What the task asks
Drop all images and give the records again exactly.

[begin Information shown]

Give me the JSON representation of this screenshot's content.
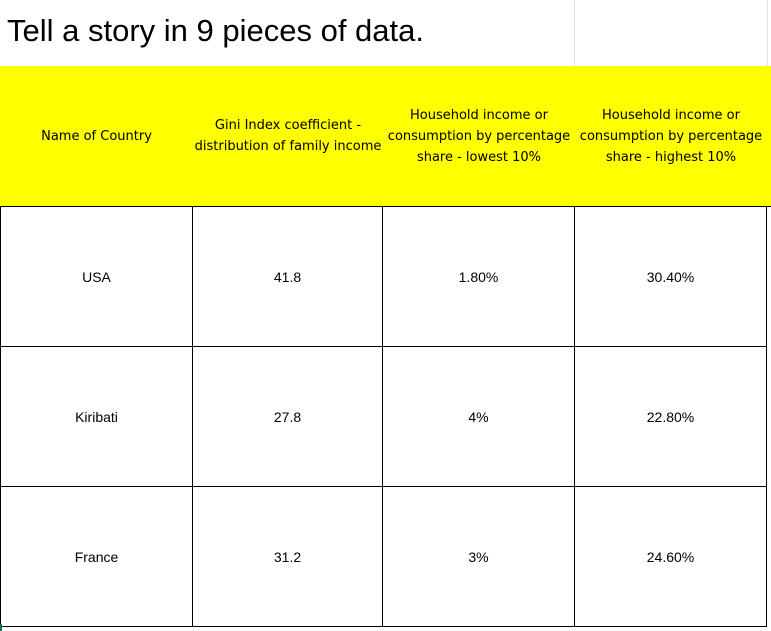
{
  "title": "Tell a story in 9 pieces of data.",
  "table": {
    "headers": [
      "Name of Country",
      "Gini Index coefficient -\ndistribution of family income",
      "Household income or\nconsumption by percentage\nshare - lowest 10%",
      "Household income or\nconsumption by percentage\nshare - highest 10%"
    ],
    "rows": [
      [
        "USA",
        "41.8",
        "1.80%",
        "30.40%"
      ],
      [
        "Kiribati",
        "27.8",
        "4%",
        "22.80%"
      ],
      [
        "France",
        "31.2",
        "3%",
        "24.60%"
      ]
    ]
  },
  "colors": {
    "header_fill": "#ffff00",
    "grid_lines": "#000000"
  }
}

[end Information shown]

Written solution
Give me the JSON representation of this screenshot's content.
{
  "title": "Tell a story in 9 pieces of data.",
  "table": {
    "headers": [
      "Name of Country",
      "Gini Index coefficient -\ndistribution of family income",
      "Household income or\nconsumption by percentage\nshare - lowest 10%",
      "Household income or\nconsumption by percentage\nshare - highest 10%"
    ],
    "rows": [
      [
        "USA",
        "41.8",
        "1.80%",
        "30.40%"
      ],
      [
        "Kiribati",
        "27.8",
        "4%",
        "22.80%"
      ],
      [
        "France",
        "31.2",
        "3%",
        "24.60%"
      ]
    ]
  },
  "colors": {
    "header_fill": "#ffff00",
    "grid_lines": "#000000"
  }
}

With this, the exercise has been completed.